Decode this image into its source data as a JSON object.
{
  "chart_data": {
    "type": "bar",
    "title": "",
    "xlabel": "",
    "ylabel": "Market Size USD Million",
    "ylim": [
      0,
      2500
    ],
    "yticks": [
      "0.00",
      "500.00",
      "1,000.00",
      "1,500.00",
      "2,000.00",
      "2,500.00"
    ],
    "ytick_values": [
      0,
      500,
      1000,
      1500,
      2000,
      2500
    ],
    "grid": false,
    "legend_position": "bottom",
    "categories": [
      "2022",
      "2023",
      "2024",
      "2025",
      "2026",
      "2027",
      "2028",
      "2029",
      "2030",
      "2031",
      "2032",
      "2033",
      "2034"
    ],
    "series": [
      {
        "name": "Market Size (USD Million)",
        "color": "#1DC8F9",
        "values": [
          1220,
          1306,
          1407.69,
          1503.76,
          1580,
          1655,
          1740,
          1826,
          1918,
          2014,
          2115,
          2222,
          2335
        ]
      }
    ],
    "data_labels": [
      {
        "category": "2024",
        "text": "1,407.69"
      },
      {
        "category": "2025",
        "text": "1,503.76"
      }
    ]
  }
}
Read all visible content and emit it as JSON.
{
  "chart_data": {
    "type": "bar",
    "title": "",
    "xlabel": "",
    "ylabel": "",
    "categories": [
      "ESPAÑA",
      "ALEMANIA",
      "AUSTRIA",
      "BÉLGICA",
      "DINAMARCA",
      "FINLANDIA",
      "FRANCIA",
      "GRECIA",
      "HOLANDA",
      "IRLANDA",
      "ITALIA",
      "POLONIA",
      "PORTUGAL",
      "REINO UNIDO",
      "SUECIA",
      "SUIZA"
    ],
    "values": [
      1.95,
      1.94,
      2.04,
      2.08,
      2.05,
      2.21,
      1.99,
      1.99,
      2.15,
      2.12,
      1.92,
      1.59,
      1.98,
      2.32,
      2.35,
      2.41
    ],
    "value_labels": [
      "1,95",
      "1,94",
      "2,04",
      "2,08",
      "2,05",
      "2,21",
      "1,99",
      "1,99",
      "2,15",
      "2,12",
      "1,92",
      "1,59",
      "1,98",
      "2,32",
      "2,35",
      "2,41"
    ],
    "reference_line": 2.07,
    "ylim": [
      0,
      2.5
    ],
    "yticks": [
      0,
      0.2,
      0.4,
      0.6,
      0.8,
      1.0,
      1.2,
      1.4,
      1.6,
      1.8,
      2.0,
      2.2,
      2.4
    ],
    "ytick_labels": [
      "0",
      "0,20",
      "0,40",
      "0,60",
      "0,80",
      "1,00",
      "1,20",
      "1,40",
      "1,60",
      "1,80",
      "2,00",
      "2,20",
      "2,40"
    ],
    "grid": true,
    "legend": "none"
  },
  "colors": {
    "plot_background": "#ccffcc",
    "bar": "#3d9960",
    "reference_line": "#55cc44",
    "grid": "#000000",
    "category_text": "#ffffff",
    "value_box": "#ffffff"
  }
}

——

■ **WHAT YOU NEED TO DO**
Going through the data above, count the lines where the string "JSON" appears, and answer with only that number.

■ **EXERCISE RESULT**
2